◆ **Data supplied**
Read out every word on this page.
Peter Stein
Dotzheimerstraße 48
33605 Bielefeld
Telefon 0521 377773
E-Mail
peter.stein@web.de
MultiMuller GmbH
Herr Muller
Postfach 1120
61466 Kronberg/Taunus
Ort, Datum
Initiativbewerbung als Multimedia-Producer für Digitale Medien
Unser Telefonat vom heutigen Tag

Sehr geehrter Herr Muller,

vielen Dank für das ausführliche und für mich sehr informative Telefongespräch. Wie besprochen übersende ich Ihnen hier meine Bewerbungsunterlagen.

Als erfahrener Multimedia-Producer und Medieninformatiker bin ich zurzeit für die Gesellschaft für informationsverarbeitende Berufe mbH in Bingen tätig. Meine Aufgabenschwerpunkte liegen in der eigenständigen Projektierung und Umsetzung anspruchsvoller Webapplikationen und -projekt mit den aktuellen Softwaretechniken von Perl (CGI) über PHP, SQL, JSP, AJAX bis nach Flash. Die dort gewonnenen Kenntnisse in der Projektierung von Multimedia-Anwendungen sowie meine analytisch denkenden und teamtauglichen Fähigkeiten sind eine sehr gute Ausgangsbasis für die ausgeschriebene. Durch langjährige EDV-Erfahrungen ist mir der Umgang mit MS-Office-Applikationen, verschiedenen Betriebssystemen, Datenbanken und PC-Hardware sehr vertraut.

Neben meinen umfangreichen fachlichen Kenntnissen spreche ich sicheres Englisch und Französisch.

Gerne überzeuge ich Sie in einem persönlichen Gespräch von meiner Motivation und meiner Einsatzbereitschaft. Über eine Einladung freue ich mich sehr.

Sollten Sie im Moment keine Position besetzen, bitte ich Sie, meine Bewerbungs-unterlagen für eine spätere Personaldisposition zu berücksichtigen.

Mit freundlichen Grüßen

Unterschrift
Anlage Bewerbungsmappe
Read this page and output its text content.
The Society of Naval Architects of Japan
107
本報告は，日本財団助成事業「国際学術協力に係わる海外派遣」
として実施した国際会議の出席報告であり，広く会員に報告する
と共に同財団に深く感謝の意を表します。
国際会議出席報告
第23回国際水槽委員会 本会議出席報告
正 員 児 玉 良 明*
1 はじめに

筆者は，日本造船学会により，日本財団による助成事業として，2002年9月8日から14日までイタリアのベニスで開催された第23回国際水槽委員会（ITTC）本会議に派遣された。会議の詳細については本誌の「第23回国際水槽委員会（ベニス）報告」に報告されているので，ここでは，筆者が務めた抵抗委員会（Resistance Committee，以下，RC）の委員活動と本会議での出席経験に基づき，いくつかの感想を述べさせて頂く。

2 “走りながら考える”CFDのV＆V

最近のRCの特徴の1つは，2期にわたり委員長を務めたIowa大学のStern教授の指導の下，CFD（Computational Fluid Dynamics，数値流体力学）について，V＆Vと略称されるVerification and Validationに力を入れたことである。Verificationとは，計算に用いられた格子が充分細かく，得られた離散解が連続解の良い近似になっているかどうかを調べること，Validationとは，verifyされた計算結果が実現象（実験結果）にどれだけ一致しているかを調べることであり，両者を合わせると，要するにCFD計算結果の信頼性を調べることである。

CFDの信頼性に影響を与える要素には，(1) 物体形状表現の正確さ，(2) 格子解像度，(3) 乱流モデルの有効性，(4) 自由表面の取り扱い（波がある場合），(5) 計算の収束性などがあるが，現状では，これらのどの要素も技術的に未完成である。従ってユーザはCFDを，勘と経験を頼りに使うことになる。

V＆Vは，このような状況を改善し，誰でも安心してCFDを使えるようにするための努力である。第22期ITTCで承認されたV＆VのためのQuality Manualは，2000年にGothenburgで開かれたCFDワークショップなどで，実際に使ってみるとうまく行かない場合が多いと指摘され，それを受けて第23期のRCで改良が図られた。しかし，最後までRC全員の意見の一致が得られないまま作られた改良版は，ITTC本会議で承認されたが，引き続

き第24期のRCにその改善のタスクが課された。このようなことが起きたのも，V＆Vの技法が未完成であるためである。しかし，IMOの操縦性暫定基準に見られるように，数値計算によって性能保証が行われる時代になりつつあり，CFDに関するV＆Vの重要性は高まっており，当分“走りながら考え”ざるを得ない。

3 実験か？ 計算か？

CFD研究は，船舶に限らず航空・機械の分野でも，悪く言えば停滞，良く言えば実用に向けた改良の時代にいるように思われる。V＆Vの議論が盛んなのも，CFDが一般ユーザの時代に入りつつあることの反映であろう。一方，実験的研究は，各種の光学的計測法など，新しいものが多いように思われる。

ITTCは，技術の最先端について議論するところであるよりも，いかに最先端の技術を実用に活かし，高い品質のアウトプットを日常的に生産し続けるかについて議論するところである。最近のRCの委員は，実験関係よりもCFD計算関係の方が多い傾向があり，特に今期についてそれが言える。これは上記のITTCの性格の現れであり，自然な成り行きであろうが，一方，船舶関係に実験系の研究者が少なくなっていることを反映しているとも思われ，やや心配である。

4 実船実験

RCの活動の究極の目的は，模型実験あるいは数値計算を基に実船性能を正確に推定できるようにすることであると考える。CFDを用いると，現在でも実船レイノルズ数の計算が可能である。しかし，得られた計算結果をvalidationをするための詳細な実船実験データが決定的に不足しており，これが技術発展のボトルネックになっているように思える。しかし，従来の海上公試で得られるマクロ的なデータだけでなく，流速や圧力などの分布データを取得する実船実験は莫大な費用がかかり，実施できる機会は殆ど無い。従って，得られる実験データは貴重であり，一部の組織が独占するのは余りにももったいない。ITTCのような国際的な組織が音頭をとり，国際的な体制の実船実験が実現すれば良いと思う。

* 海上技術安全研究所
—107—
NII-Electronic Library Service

◆ **Task statement**
In the entries above, find each line with the word "Read" and show it.

◆ **Correct answer**
Read out every word on this page.
Read this page and output its text content.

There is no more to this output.